Exercise instructions
Can you print the data exactly and leave out each image?

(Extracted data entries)
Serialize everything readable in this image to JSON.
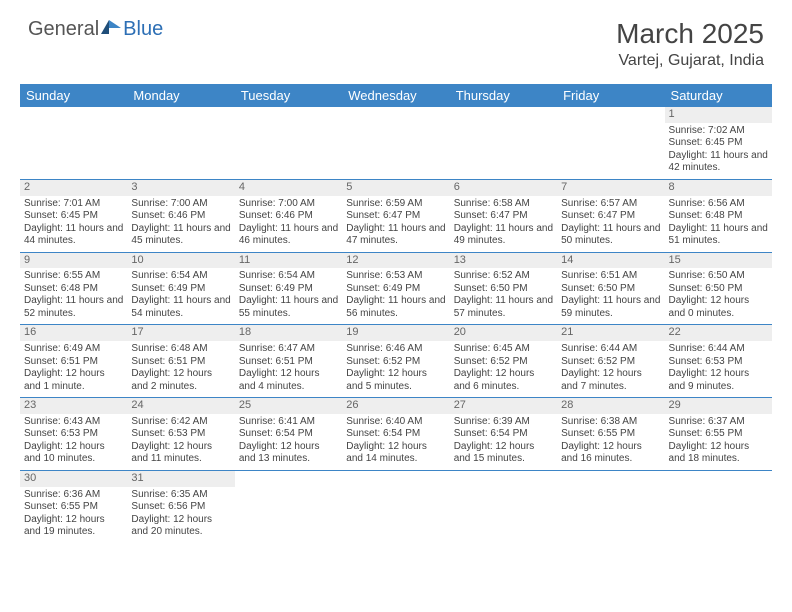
{
  "logo": {
    "part1": "General",
    "part2": "Blue"
  },
  "title": "March 2025",
  "location": "Vartej, Gujarat, India",
  "colors": {
    "header_bg": "#3d85c6",
    "header_text": "#ffffff",
    "row_border": "#3d85c6",
    "daynum_bg": "#eeeeee",
    "body_text": "#444444",
    "logo_accent": "#2d6fb5"
  },
  "day_headers": [
    "Sunday",
    "Monday",
    "Tuesday",
    "Wednesday",
    "Thursday",
    "Friday",
    "Saturday"
  ],
  "weeks": [
    [
      {
        "n": "",
        "sr": "",
        "ss": "",
        "dl": ""
      },
      {
        "n": "",
        "sr": "",
        "ss": "",
        "dl": ""
      },
      {
        "n": "",
        "sr": "",
        "ss": "",
        "dl": ""
      },
      {
        "n": "",
        "sr": "",
        "ss": "",
        "dl": ""
      },
      {
        "n": "",
        "sr": "",
        "ss": "",
        "dl": ""
      },
      {
        "n": "",
        "sr": "",
        "ss": "",
        "dl": ""
      },
      {
        "n": "1",
        "sr": "Sunrise: 7:02 AM",
        "ss": "Sunset: 6:45 PM",
        "dl": "Daylight: 11 hours and 42 minutes."
      }
    ],
    [
      {
        "n": "2",
        "sr": "Sunrise: 7:01 AM",
        "ss": "Sunset: 6:45 PM",
        "dl": "Daylight: 11 hours and 44 minutes."
      },
      {
        "n": "3",
        "sr": "Sunrise: 7:00 AM",
        "ss": "Sunset: 6:46 PM",
        "dl": "Daylight: 11 hours and 45 minutes."
      },
      {
        "n": "4",
        "sr": "Sunrise: 7:00 AM",
        "ss": "Sunset: 6:46 PM",
        "dl": "Daylight: 11 hours and 46 minutes."
      },
      {
        "n": "5",
        "sr": "Sunrise: 6:59 AM",
        "ss": "Sunset: 6:47 PM",
        "dl": "Daylight: 11 hours and 47 minutes."
      },
      {
        "n": "6",
        "sr": "Sunrise: 6:58 AM",
        "ss": "Sunset: 6:47 PM",
        "dl": "Daylight: 11 hours and 49 minutes."
      },
      {
        "n": "7",
        "sr": "Sunrise: 6:57 AM",
        "ss": "Sunset: 6:47 PM",
        "dl": "Daylight: 11 hours and 50 minutes."
      },
      {
        "n": "8",
        "sr": "Sunrise: 6:56 AM",
        "ss": "Sunset: 6:48 PM",
        "dl": "Daylight: 11 hours and 51 minutes."
      }
    ],
    [
      {
        "n": "9",
        "sr": "Sunrise: 6:55 AM",
        "ss": "Sunset: 6:48 PM",
        "dl": "Daylight: 11 hours and 52 minutes."
      },
      {
        "n": "10",
        "sr": "Sunrise: 6:54 AM",
        "ss": "Sunset: 6:49 PM",
        "dl": "Daylight: 11 hours and 54 minutes."
      },
      {
        "n": "11",
        "sr": "Sunrise: 6:54 AM",
        "ss": "Sunset: 6:49 PM",
        "dl": "Daylight: 11 hours and 55 minutes."
      },
      {
        "n": "12",
        "sr": "Sunrise: 6:53 AM",
        "ss": "Sunset: 6:49 PM",
        "dl": "Daylight: 11 hours and 56 minutes."
      },
      {
        "n": "13",
        "sr": "Sunrise: 6:52 AM",
        "ss": "Sunset: 6:50 PM",
        "dl": "Daylight: 11 hours and 57 minutes."
      },
      {
        "n": "14",
        "sr": "Sunrise: 6:51 AM",
        "ss": "Sunset: 6:50 PM",
        "dl": "Daylight: 11 hours and 59 minutes."
      },
      {
        "n": "15",
        "sr": "Sunrise: 6:50 AM",
        "ss": "Sunset: 6:50 PM",
        "dl": "Daylight: 12 hours and 0 minutes."
      }
    ],
    [
      {
        "n": "16",
        "sr": "Sunrise: 6:49 AM",
        "ss": "Sunset: 6:51 PM",
        "dl": "Daylight: 12 hours and 1 minute."
      },
      {
        "n": "17",
        "sr": "Sunrise: 6:48 AM",
        "ss": "Sunset: 6:51 PM",
        "dl": "Daylight: 12 hours and 2 minutes."
      },
      {
        "n": "18",
        "sr": "Sunrise: 6:47 AM",
        "ss": "Sunset: 6:51 PM",
        "dl": "Daylight: 12 hours and 4 minutes."
      },
      {
        "n": "19",
        "sr": "Sunrise: 6:46 AM",
        "ss": "Sunset: 6:52 PM",
        "dl": "Daylight: 12 hours and 5 minutes."
      },
      {
        "n": "20",
        "sr": "Sunrise: 6:45 AM",
        "ss": "Sunset: 6:52 PM",
        "dl": "Daylight: 12 hours and 6 minutes."
      },
      {
        "n": "21",
        "sr": "Sunrise: 6:44 AM",
        "ss": "Sunset: 6:52 PM",
        "dl": "Daylight: 12 hours and 7 minutes."
      },
      {
        "n": "22",
        "sr": "Sunrise: 6:44 AM",
        "ss": "Sunset: 6:53 PM",
        "dl": "Daylight: 12 hours and 9 minutes."
      }
    ],
    [
      {
        "n": "23",
        "sr": "Sunrise: 6:43 AM",
        "ss": "Sunset: 6:53 PM",
        "dl": "Daylight: 12 hours and 10 minutes."
      },
      {
        "n": "24",
        "sr": "Sunrise: 6:42 AM",
        "ss": "Sunset: 6:53 PM",
        "dl": "Daylight: 12 hours and 11 minutes."
      },
      {
        "n": "25",
        "sr": "Sunrise: 6:41 AM",
        "ss": "Sunset: 6:54 PM",
        "dl": "Daylight: 12 hours and 13 minutes."
      },
      {
        "n": "26",
        "sr": "Sunrise: 6:40 AM",
        "ss": "Sunset: 6:54 PM",
        "dl": "Daylight: 12 hours and 14 minutes."
      },
      {
        "n": "27",
        "sr": "Sunrise: 6:39 AM",
        "ss": "Sunset: 6:54 PM",
        "dl": "Daylight: 12 hours and 15 minutes."
      },
      {
        "n": "28",
        "sr": "Sunrise: 6:38 AM",
        "ss": "Sunset: 6:55 PM",
        "dl": "Daylight: 12 hours and 16 minutes."
      },
      {
        "n": "29",
        "sr": "Sunrise: 6:37 AM",
        "ss": "Sunset: 6:55 PM",
        "dl": "Daylight: 12 hours and 18 minutes."
      }
    ],
    [
      {
        "n": "30",
        "sr": "Sunrise: 6:36 AM",
        "ss": "Sunset: 6:55 PM",
        "dl": "Daylight: 12 hours and 19 minutes."
      },
      {
        "n": "31",
        "sr": "Sunrise: 6:35 AM",
        "ss": "Sunset: 6:56 PM",
        "dl": "Daylight: 12 hours and 20 minutes."
      },
      {
        "n": "",
        "sr": "",
        "ss": "",
        "dl": ""
      },
      {
        "n": "",
        "sr": "",
        "ss": "",
        "dl": ""
      },
      {
        "n": "",
        "sr": "",
        "ss": "",
        "dl": ""
      },
      {
        "n": "",
        "sr": "",
        "ss": "",
        "dl": ""
      },
      {
        "n": "",
        "sr": "",
        "ss": "",
        "dl": ""
      }
    ]
  ]
}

Task output
Serialize everything readable in this image to JSON.
{
  "logo": {
    "part1": "General",
    "part2": "Blue"
  },
  "title": "March 2025",
  "location": "Vartej, Gujarat, India",
  "colors": {
    "header_bg": "#3d85c6",
    "header_text": "#ffffff",
    "row_border": "#3d85c6",
    "daynum_bg": "#eeeeee",
    "body_text": "#444444",
    "logo_accent": "#2d6fb5"
  },
  "day_headers": [
    "Sunday",
    "Monday",
    "Tuesday",
    "Wednesday",
    "Thursday",
    "Friday",
    "Saturday"
  ],
  "weeks": [
    [
      {
        "n": "",
        "sr": "",
        "ss": "",
        "dl": ""
      },
      {
        "n": "",
        "sr": "",
        "ss": "",
        "dl": ""
      },
      {
        "n": "",
        "sr": "",
        "ss": "",
        "dl": ""
      },
      {
        "n": "",
        "sr": "",
        "ss": "",
        "dl": ""
      },
      {
        "n": "",
        "sr": "",
        "ss": "",
        "dl": ""
      },
      {
        "n": "",
        "sr": "",
        "ss": "",
        "dl": ""
      },
      {
        "n": "1",
        "sr": "Sunrise: 7:02 AM",
        "ss": "Sunset: 6:45 PM",
        "dl": "Daylight: 11 hours and 42 minutes."
      }
    ],
    [
      {
        "n": "2",
        "sr": "Sunrise: 7:01 AM",
        "ss": "Sunset: 6:45 PM",
        "dl": "Daylight: 11 hours and 44 minutes."
      },
      {
        "n": "3",
        "sr": "Sunrise: 7:00 AM",
        "ss": "Sunset: 6:46 PM",
        "dl": "Daylight: 11 hours and 45 minutes."
      },
      {
        "n": "4",
        "sr": "Sunrise: 7:00 AM",
        "ss": "Sunset: 6:46 PM",
        "dl": "Daylight: 11 hours and 46 minutes."
      },
      {
        "n": "5",
        "sr": "Sunrise: 6:59 AM",
        "ss": "Sunset: 6:47 PM",
        "dl": "Daylight: 11 hours and 47 minutes."
      },
      {
        "n": "6",
        "sr": "Sunrise: 6:58 AM",
        "ss": "Sunset: 6:47 PM",
        "dl": "Daylight: 11 hours and 49 minutes."
      },
      {
        "n": "7",
        "sr": "Sunrise: 6:57 AM",
        "ss": "Sunset: 6:47 PM",
        "dl": "Daylight: 11 hours and 50 minutes."
      },
      {
        "n": "8",
        "sr": "Sunrise: 6:56 AM",
        "ss": "Sunset: 6:48 PM",
        "dl": "Daylight: 11 hours and 51 minutes."
      }
    ],
    [
      {
        "n": "9",
        "sr": "Sunrise: 6:55 AM",
        "ss": "Sunset: 6:48 PM",
        "dl": "Daylight: 11 hours and 52 minutes."
      },
      {
        "n": "10",
        "sr": "Sunrise: 6:54 AM",
        "ss": "Sunset: 6:49 PM",
        "dl": "Daylight: 11 hours and 54 minutes."
      },
      {
        "n": "11",
        "sr": "Sunrise: 6:54 AM",
        "ss": "Sunset: 6:49 PM",
        "dl": "Daylight: 11 hours and 55 minutes."
      },
      {
        "n": "12",
        "sr": "Sunrise: 6:53 AM",
        "ss": "Sunset: 6:49 PM",
        "dl": "Daylight: 11 hours and 56 minutes."
      },
      {
        "n": "13",
        "sr": "Sunrise: 6:52 AM",
        "ss": "Sunset: 6:50 PM",
        "dl": "Daylight: 11 hours and 57 minutes."
      },
      {
        "n": "14",
        "sr": "Sunrise: 6:51 AM",
        "ss": "Sunset: 6:50 PM",
        "dl": "Daylight: 11 hours and 59 minutes."
      },
      {
        "n": "15",
        "sr": "Sunrise: 6:50 AM",
        "ss": "Sunset: 6:50 PM",
        "dl": "Daylight: 12 hours and 0 minutes."
      }
    ],
    [
      {
        "n": "16",
        "sr": "Sunrise: 6:49 AM",
        "ss": "Sunset: 6:51 PM",
        "dl": "Daylight: 12 hours and 1 minute."
      },
      {
        "n": "17",
        "sr": "Sunrise: 6:48 AM",
        "ss": "Sunset: 6:51 PM",
        "dl": "Daylight: 12 hours and 2 minutes."
      },
      {
        "n": "18",
        "sr": "Sunrise: 6:47 AM",
        "ss": "Sunset: 6:51 PM",
        "dl": "Daylight: 12 hours and 4 minutes."
      },
      {
        "n": "19",
        "sr": "Sunrise: 6:46 AM",
        "ss": "Sunset: 6:52 PM",
        "dl": "Daylight: 12 hours and 5 minutes."
      },
      {
        "n": "20",
        "sr": "Sunrise: 6:45 AM",
        "ss": "Sunset: 6:52 PM",
        "dl": "Daylight: 12 hours and 6 minutes."
      },
      {
        "n": "21",
        "sr": "Sunrise: 6:44 AM",
        "ss": "Sunset: 6:52 PM",
        "dl": "Daylight: 12 hours and 7 minutes."
      },
      {
        "n": "22",
        "sr": "Sunrise: 6:44 AM",
        "ss": "Sunset: 6:53 PM",
        "dl": "Daylight: 12 hours and 9 minutes."
      }
    ],
    [
      {
        "n": "23",
        "sr": "Sunrise: 6:43 AM",
        "ss": "Sunset: 6:53 PM",
        "dl": "Daylight: 12 hours and 10 minutes."
      },
      {
        "n": "24",
        "sr": "Sunrise: 6:42 AM",
        "ss": "Sunset: 6:53 PM",
        "dl": "Daylight: 12 hours and 11 minutes."
      },
      {
        "n": "25",
        "sr": "Sunrise: 6:41 AM",
        "ss": "Sunset: 6:54 PM",
        "dl": "Daylight: 12 hours and 13 minutes."
      },
      {
        "n": "26",
        "sr": "Sunrise: 6:40 AM",
        "ss": "Sunset: 6:54 PM",
        "dl": "Daylight: 12 hours and 14 minutes."
      },
      {
        "n": "27",
        "sr": "Sunrise: 6:39 AM",
        "ss": "Sunset: 6:54 PM",
        "dl": "Daylight: 12 hours and 15 minutes."
      },
      {
        "n": "28",
        "sr": "Sunrise: 6:38 AM",
        "ss": "Sunset: 6:55 PM",
        "dl": "Daylight: 12 hours and 16 minutes."
      },
      {
        "n": "29",
        "sr": "Sunrise: 6:37 AM",
        "ss": "Sunset: 6:55 PM",
        "dl": "Daylight: 12 hours and 18 minutes."
      }
    ],
    [
      {
        "n": "30",
        "sr": "Sunrise: 6:36 AM",
        "ss": "Sunset: 6:55 PM",
        "dl": "Daylight: 12 hours and 19 minutes."
      },
      {
        "n": "31",
        "sr": "Sunrise: 6:35 AM",
        "ss": "Sunset: 6:56 PM",
        "dl": "Daylight: 12 hours and 20 minutes."
      },
      {
        "n": "",
        "sr": "",
        "ss": "",
        "dl": ""
      },
      {
        "n": "",
        "sr": "",
        "ss": "",
        "dl": ""
      },
      {
        "n": "",
        "sr": "",
        "ss": "",
        "dl": ""
      },
      {
        "n": "",
        "sr": "",
        "ss": "",
        "dl": ""
      },
      {
        "n": "",
        "sr": "",
        "ss": "",
        "dl": ""
      }
    ]
  ]
}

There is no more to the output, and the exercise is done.